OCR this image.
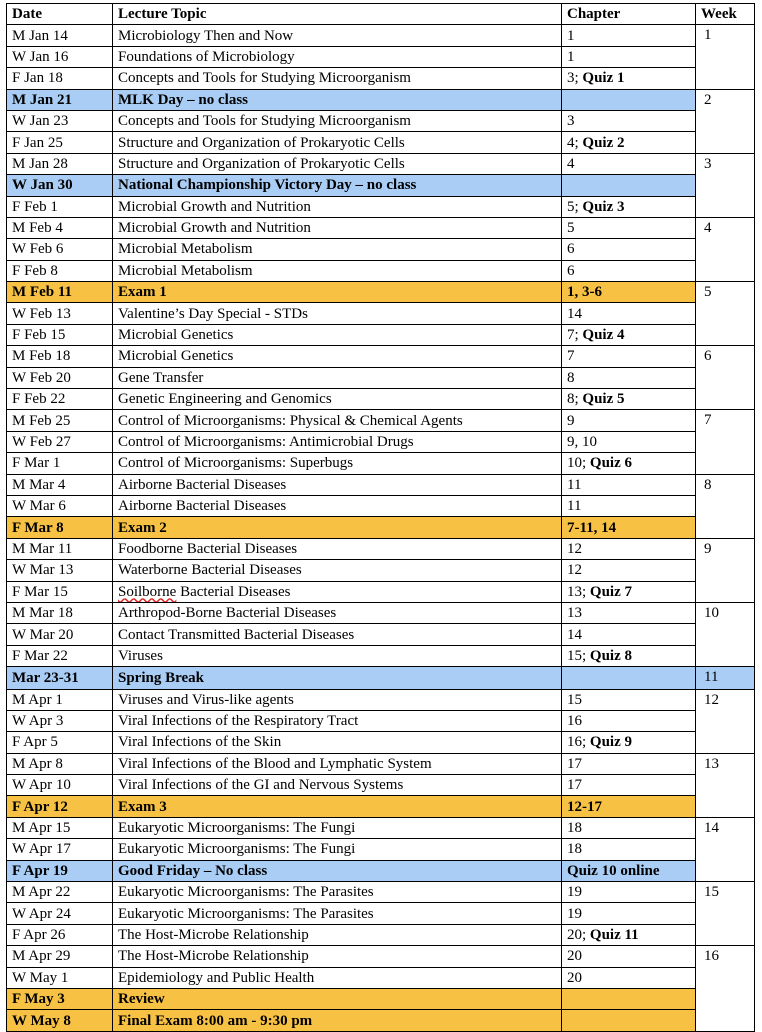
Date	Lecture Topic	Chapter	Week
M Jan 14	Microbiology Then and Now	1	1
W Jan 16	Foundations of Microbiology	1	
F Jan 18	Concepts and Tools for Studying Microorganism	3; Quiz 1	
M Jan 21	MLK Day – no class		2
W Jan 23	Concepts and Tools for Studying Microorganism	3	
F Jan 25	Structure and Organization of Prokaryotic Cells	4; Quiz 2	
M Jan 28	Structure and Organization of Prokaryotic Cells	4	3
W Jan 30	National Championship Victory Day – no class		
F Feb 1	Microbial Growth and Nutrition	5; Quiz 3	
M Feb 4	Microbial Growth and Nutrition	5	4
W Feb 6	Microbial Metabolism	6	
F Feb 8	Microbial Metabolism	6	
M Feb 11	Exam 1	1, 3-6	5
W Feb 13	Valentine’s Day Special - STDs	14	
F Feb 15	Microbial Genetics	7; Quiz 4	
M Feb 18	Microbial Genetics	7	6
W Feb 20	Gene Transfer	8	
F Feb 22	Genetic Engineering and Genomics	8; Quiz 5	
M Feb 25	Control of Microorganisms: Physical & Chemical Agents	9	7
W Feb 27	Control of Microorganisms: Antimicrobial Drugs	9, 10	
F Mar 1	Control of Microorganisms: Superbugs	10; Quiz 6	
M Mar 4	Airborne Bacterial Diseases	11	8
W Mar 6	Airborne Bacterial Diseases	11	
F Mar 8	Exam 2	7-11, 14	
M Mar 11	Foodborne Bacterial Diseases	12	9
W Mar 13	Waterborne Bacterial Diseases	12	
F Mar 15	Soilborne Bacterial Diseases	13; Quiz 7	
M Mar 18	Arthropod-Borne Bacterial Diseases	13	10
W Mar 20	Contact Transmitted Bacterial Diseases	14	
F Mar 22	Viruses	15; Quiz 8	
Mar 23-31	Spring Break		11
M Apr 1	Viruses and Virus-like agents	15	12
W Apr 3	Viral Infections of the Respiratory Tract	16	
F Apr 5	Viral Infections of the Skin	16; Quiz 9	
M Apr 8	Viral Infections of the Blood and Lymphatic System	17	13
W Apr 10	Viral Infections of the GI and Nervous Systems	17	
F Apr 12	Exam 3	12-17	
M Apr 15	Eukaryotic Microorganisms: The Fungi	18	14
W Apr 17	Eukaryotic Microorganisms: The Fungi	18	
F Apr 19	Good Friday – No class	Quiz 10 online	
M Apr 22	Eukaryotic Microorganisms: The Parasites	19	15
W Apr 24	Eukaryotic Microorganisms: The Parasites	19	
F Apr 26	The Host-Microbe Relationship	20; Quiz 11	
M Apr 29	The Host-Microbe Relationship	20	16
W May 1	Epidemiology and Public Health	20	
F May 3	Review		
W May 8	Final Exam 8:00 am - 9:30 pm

# WORK ITEM:
Look through the records for the word "Tools". Every line that has it should be copied.

# COMPLETED TASK:
F Jan 18	Concepts and Tools for Studying Microorganism	3; Quiz 1	
W Jan 23	Concepts and Tools for Studying Microorganism	3	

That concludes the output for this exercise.